[start]
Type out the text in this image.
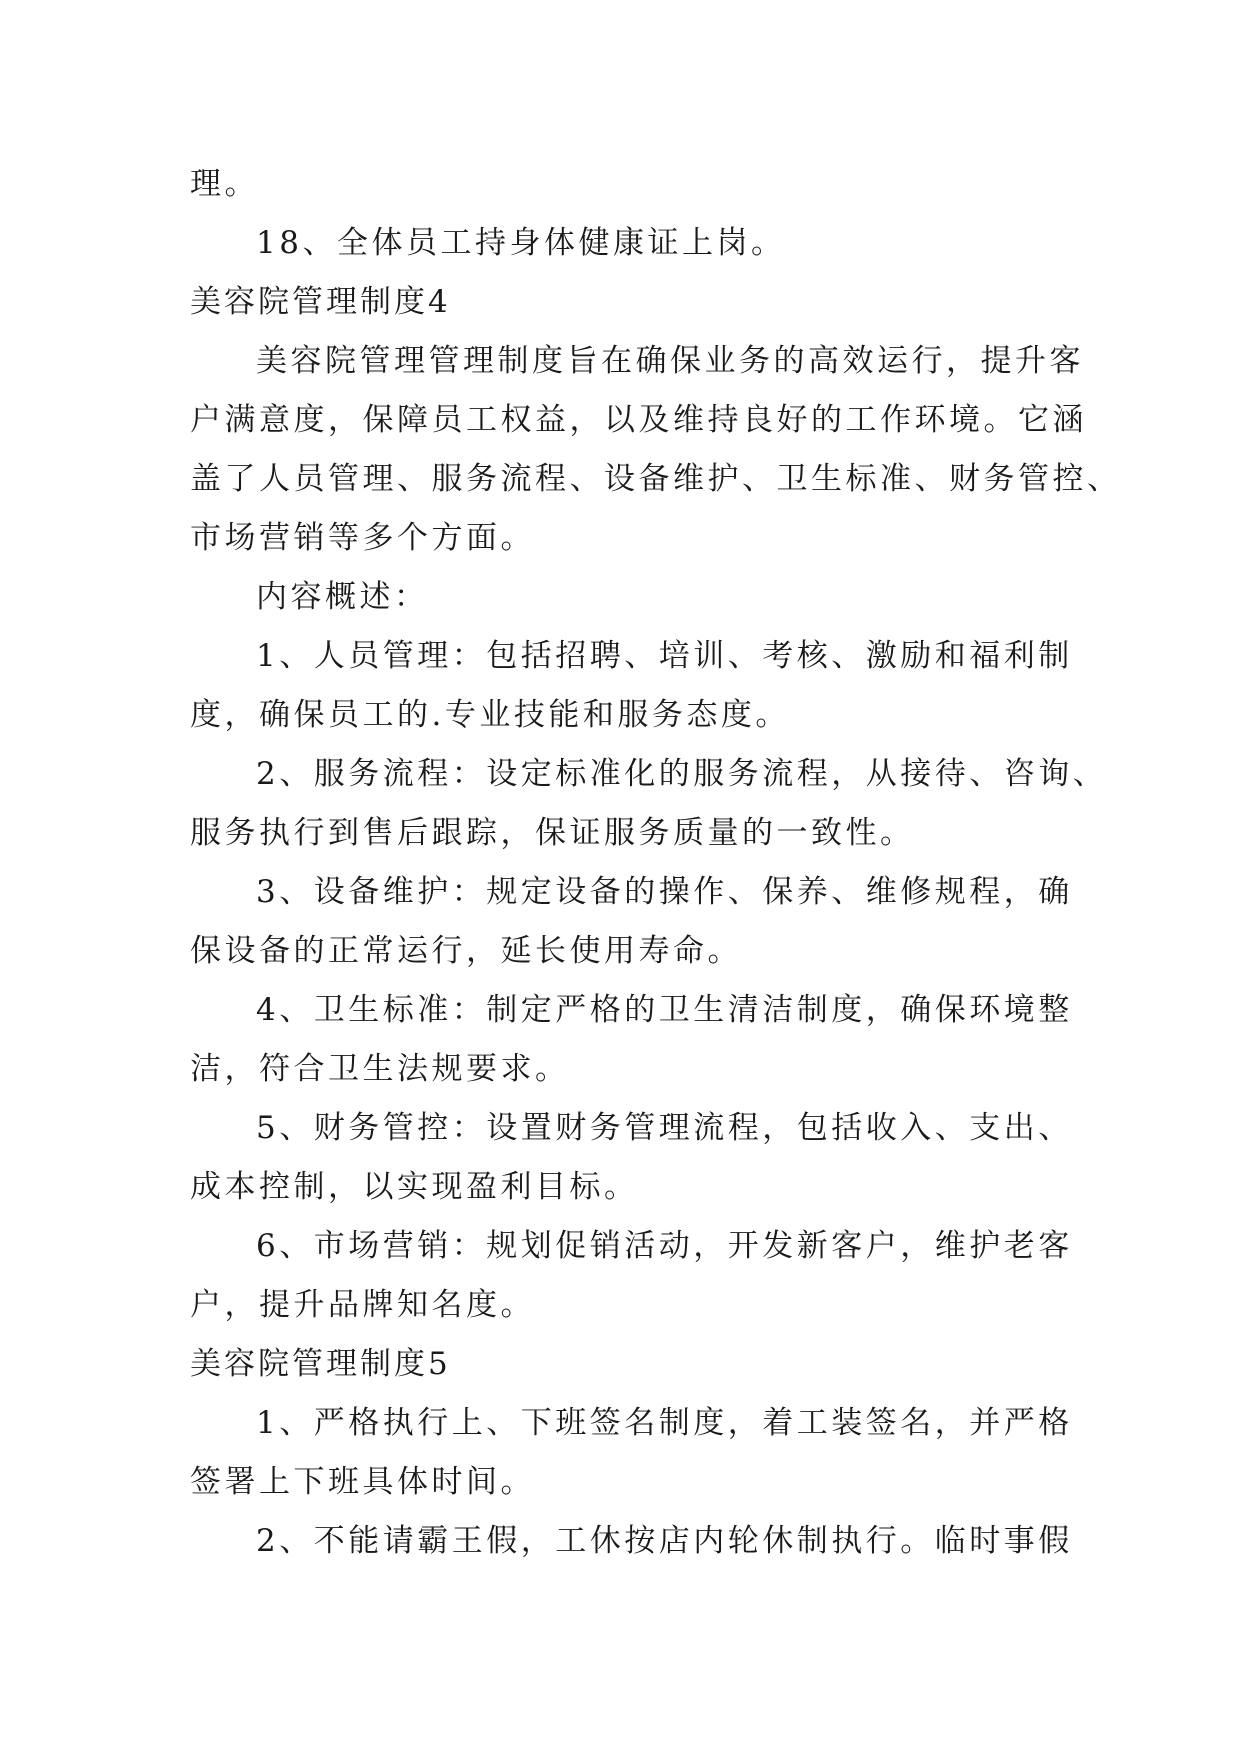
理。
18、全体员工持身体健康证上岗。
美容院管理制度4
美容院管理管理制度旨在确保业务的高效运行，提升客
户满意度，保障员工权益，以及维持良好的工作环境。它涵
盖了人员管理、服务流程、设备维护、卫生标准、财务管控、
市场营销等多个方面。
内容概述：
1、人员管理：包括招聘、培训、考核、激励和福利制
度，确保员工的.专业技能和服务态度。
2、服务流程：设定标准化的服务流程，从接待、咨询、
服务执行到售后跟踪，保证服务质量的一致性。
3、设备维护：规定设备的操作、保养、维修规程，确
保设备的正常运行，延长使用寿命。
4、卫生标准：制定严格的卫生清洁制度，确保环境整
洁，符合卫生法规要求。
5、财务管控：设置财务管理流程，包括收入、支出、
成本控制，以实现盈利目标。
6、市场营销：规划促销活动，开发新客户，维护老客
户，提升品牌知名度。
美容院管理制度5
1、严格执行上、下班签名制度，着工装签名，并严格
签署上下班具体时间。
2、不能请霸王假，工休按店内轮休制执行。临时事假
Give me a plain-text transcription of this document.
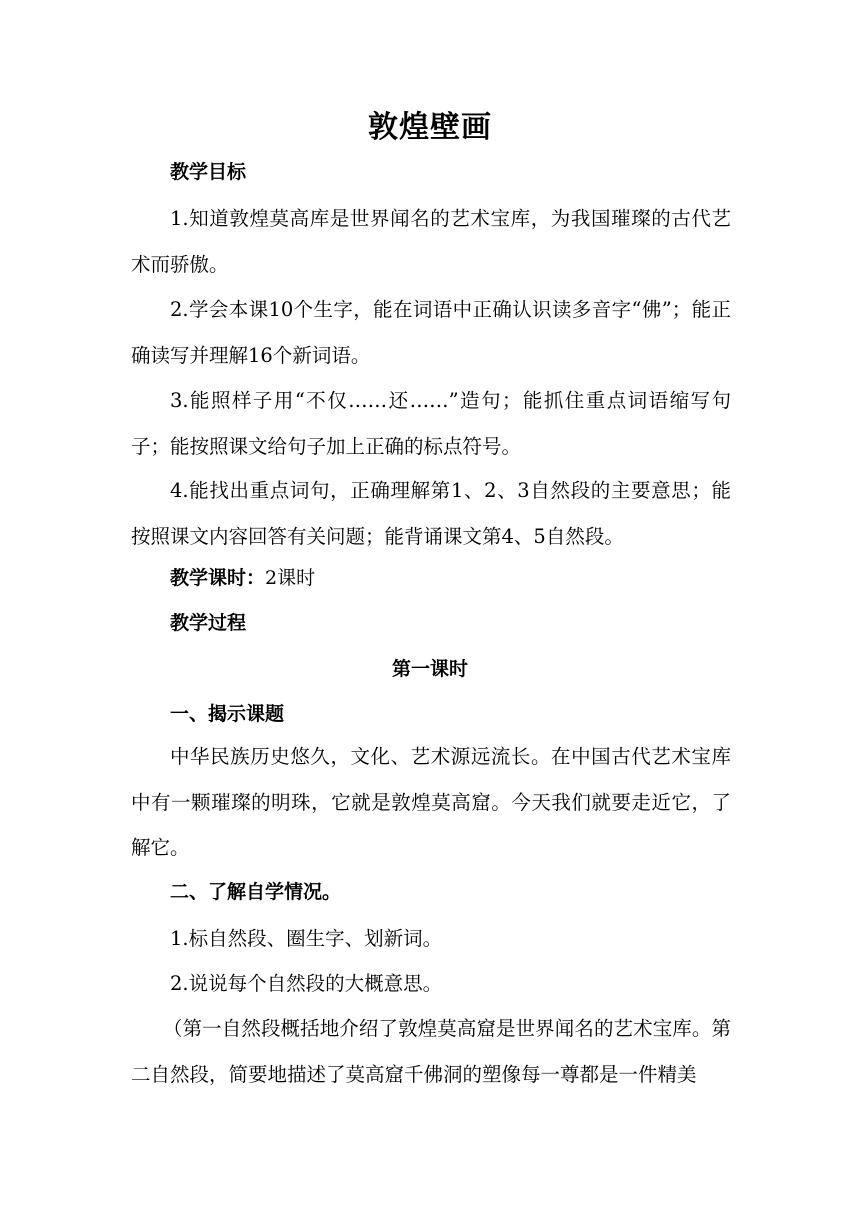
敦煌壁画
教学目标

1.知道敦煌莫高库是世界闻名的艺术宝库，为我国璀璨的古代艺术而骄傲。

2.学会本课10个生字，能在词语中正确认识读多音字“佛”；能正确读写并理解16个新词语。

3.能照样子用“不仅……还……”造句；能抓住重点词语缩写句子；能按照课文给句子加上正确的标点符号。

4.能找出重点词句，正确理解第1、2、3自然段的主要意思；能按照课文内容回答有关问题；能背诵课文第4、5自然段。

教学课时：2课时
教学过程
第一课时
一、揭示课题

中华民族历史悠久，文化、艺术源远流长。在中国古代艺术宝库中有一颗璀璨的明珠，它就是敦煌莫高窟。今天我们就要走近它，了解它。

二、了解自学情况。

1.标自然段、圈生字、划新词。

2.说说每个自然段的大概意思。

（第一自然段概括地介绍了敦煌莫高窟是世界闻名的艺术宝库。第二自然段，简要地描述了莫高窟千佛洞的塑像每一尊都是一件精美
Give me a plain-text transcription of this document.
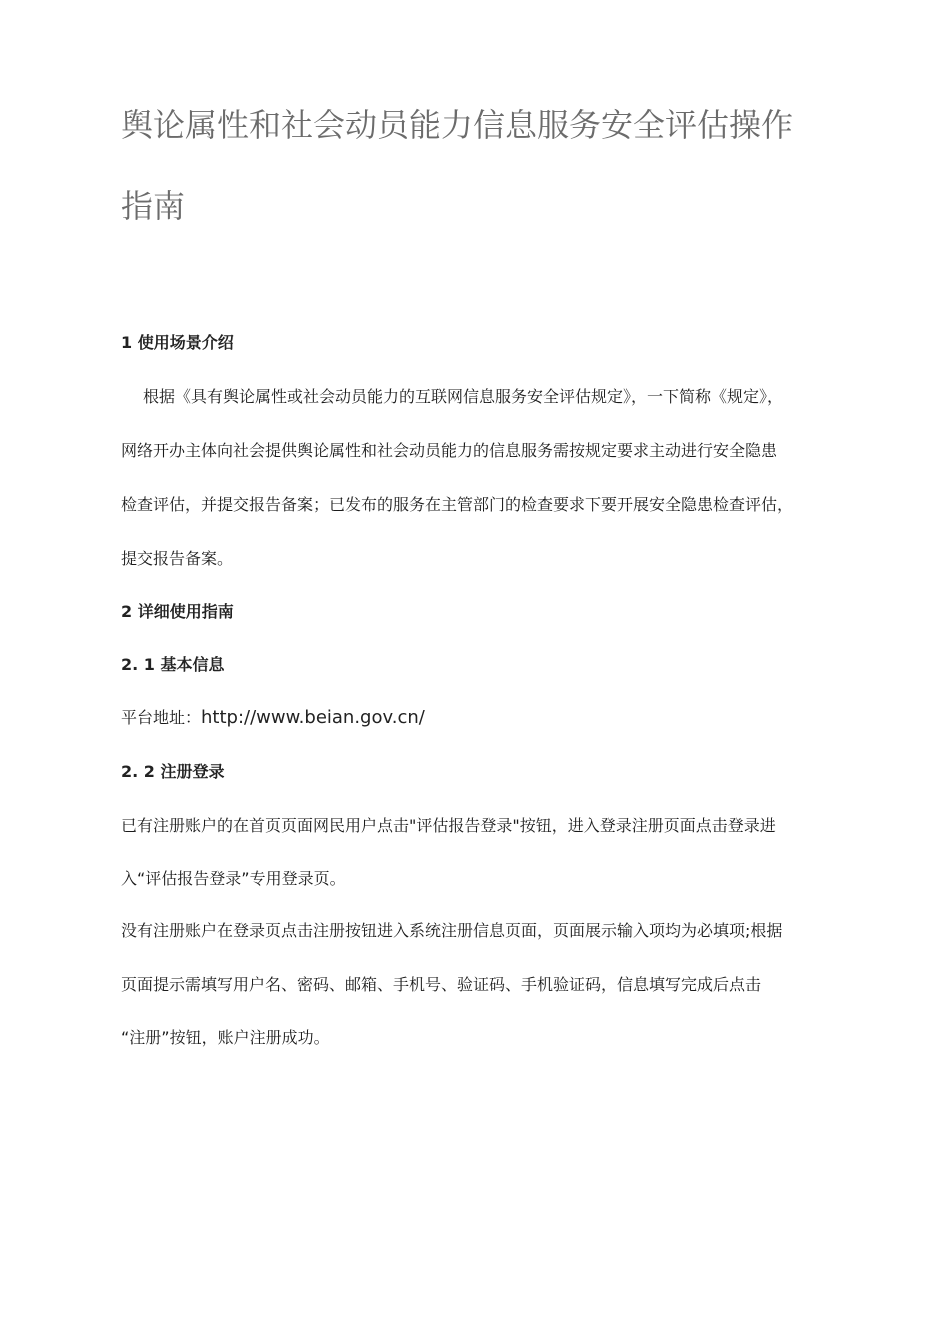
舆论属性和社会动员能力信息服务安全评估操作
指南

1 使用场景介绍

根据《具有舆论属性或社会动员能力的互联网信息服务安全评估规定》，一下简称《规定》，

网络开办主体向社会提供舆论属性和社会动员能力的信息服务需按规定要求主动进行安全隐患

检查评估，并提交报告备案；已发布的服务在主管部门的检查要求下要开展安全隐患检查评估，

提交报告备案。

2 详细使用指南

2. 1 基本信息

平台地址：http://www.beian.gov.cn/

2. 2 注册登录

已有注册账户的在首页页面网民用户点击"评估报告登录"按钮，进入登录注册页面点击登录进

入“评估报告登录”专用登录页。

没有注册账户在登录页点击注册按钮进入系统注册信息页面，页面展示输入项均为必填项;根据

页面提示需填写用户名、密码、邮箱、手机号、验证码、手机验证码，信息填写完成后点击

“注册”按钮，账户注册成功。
[end]
- REQUEST: Output all of the records exactly as they appear above, but not the pictures.

- ANSWER TO THIS PROBLEM:
Type out the text in this image.
理。
18、全体员工持身体健康证上岗。
美容院管理制度4
美容院管理管理制度旨在确保业务的高效运行，提升客
户满意度，保障员工权益，以及维持良好的工作环境。它涵
盖了人员管理、服务流程、设备维护、卫生标准、财务管控、
市场营销等多个方面。
内容概述：
1、人员管理：包括招聘、培训、考核、激励和福利制
度，确保员工的.专业技能和服务态度。
2、服务流程：设定标准化的服务流程，从接待、咨询、
服务执行到售后跟踪，保证服务质量的一致性。
3、设备维护：规定设备的操作、保养、维修规程，确
保设备的正常运行，延长使用寿命。
4、卫生标准：制定严格的卫生清洁制度，确保环境整
洁，符合卫生法规要求。
5、财务管控：设置财务管理流程，包括收入、支出、
成本控制，以实现盈利目标。
6、市场营销：规划促销活动，开发新客户，维护老客
户，提升品牌知名度。
美容院管理制度5
1、严格执行上、下班签名制度，着工装签名，并严格
签署上下班具体时间。
2、不能请霸王假，工休按店内轮休制执行。临时事假
Give me a plain-text transcription of this document.
敦煌壁画
教学目标

1.知道敦煌莫高库是世界闻名的艺术宝库，为我国璀璨的古代艺术而骄傲。

2.学会本课10个生字，能在词语中正确认识读多音字“佛”；能正确读写并理解16个新词语。

3.能照样子用“不仅……还……”造句；能抓住重点词语缩写句子；能按照课文给句子加上正确的标点符号。

4.能找出重点词句，正确理解第1、2、3自然段的主要意思；能按照课文内容回答有关问题；能背诵课文第4、5自然段。

教学课时：2课时
教学过程
第一课时
一、揭示课题

中华民族历史悠久，文化、艺术源远流长。在中国古代艺术宝库中有一颗璀璨的明珠，它就是敦煌莫高窟。今天我们就要走近它，了解它。

二、了解自学情况。

1.标自然段、圈生字、划新词。

2.说说每个自然段的大概意思。

（第一自然段概括地介绍了敦煌莫高窟是世界闻名的艺术宝库。第二自然段，简要地描述了莫高窟千佛洞的塑像每一尊都是一件精美
Give me a plain-text transcription of this document.
舆论属性和社会动员能力信息服务安全评估操作
指南

1 使用场景介绍

根据《具有舆论属性或社会动员能力的互联网信息服务安全评估规定》，一下简称《规定》，

网络开办主体向社会提供舆论属性和社会动员能力的信息服务需按规定要求主动进行安全隐患

检查评估，并提交报告备案；已发布的服务在主管部门的检查要求下要开展安全隐患检查评估，

提交报告备案。

2 详细使用指南

2. 1 基本信息

平台地址：http://www.beian.gov.cn/

2. 2 注册登录

已有注册账户的在首页页面网民用户点击"评估报告登录"按钮，进入登录注册页面点击登录进

入“评估报告登录”专用登录页。

没有注册账户在登录页点击注册按钮进入系统注册信息页面，页面展示输入项均为必填项;根据

页面提示需填写用户名、密码、邮箱、手机号、验证码、手机验证码，信息填写完成后点击

“注册”按钮，账户注册成功。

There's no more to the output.